[Task requirements] Collect every line that includes the string "inflation".

[Saved entries]
################

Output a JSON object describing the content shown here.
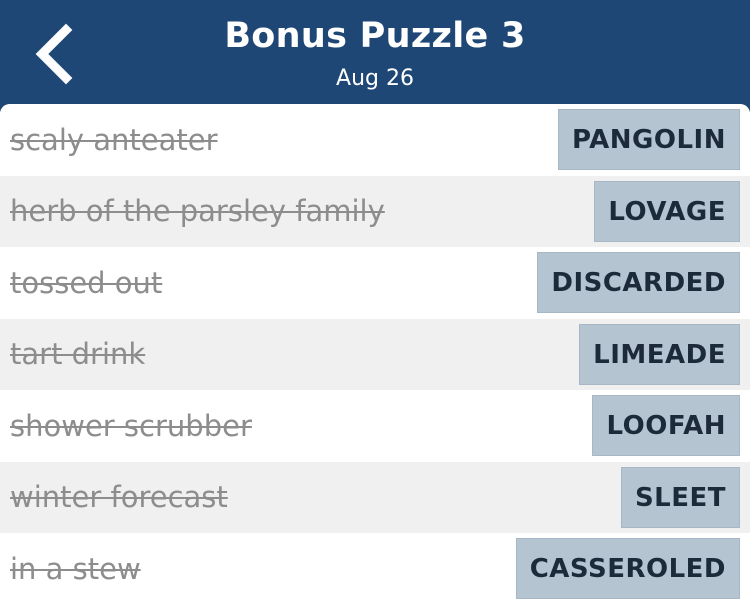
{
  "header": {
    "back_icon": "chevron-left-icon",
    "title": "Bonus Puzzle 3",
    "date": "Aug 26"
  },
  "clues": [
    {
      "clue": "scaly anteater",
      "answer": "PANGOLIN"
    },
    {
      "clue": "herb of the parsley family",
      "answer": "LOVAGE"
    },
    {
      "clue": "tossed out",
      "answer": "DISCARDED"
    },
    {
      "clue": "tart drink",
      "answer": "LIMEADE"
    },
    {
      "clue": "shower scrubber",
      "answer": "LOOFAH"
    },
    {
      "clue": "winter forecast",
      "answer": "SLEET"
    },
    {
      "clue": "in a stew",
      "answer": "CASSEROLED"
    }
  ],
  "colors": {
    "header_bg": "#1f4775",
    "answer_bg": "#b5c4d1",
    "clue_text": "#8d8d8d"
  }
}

################

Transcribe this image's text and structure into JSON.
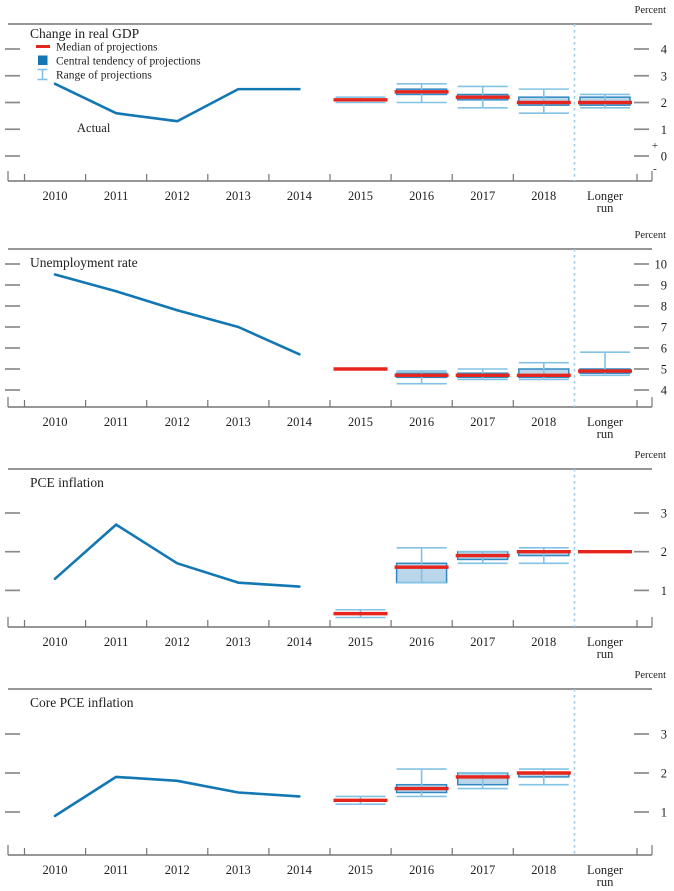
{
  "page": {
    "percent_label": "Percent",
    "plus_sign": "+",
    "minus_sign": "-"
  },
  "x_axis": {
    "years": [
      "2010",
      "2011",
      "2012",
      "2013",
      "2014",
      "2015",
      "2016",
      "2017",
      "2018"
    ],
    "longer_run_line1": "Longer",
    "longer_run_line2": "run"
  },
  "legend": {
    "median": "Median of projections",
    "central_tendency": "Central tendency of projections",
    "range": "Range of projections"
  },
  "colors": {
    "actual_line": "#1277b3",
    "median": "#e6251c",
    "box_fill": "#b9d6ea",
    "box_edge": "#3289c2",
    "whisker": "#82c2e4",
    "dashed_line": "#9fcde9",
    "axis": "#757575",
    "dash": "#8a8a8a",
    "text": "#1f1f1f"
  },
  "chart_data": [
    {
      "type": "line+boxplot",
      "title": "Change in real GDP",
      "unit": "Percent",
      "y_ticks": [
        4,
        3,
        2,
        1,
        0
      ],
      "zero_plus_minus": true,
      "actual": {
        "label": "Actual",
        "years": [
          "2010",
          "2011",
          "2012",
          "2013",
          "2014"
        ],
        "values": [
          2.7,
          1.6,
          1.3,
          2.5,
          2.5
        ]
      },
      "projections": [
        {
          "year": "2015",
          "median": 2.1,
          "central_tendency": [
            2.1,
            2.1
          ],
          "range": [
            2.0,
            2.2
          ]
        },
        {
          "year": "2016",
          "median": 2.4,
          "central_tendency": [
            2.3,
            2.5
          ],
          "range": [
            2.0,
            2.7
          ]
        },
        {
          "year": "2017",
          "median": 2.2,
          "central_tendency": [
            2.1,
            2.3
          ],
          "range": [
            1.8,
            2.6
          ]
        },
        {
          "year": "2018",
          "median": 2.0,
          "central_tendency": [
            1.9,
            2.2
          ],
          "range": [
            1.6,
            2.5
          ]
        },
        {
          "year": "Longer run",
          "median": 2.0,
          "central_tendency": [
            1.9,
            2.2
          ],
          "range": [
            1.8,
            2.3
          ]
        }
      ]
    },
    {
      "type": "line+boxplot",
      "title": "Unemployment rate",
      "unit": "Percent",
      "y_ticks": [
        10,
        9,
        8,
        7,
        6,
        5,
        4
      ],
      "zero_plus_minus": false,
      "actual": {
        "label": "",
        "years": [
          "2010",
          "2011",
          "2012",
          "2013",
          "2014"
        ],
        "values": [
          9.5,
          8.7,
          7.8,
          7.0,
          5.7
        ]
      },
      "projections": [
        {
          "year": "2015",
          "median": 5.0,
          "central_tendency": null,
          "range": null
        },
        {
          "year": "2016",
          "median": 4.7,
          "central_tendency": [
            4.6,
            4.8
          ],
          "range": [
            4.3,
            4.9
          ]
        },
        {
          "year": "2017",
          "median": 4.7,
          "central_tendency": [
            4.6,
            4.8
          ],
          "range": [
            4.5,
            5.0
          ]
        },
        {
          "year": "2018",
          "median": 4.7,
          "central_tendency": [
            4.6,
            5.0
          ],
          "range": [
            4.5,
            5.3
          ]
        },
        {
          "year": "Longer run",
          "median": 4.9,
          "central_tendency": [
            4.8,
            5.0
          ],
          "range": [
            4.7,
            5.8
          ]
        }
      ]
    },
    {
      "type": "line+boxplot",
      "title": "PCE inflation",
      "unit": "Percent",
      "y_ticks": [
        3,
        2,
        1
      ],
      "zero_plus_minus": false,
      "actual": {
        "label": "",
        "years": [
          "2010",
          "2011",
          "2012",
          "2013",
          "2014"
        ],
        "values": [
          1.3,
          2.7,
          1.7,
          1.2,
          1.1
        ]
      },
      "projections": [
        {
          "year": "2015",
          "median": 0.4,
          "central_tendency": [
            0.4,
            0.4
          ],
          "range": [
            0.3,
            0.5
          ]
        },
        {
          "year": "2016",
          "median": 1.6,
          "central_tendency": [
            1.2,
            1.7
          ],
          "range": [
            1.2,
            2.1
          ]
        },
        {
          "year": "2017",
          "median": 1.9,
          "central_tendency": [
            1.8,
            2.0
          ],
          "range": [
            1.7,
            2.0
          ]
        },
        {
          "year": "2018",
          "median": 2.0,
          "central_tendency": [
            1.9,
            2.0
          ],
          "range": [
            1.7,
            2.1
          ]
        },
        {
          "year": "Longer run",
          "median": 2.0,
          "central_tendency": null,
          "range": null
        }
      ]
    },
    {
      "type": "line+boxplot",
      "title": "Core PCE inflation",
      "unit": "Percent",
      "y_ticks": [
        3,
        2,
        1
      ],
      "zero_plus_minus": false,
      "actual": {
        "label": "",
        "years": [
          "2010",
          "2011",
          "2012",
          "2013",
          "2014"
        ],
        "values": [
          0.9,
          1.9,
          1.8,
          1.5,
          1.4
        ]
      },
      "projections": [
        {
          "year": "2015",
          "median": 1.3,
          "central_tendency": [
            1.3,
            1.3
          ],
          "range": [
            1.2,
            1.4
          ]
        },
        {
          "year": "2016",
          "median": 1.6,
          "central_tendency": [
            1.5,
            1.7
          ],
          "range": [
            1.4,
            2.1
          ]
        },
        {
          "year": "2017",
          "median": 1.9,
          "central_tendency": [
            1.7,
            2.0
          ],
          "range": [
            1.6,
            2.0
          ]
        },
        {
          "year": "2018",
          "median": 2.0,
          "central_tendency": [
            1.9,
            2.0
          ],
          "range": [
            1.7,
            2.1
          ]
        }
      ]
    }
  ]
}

################

[Solution]
      "title": "PCE inflation",
      "title": "Core PCE inflation",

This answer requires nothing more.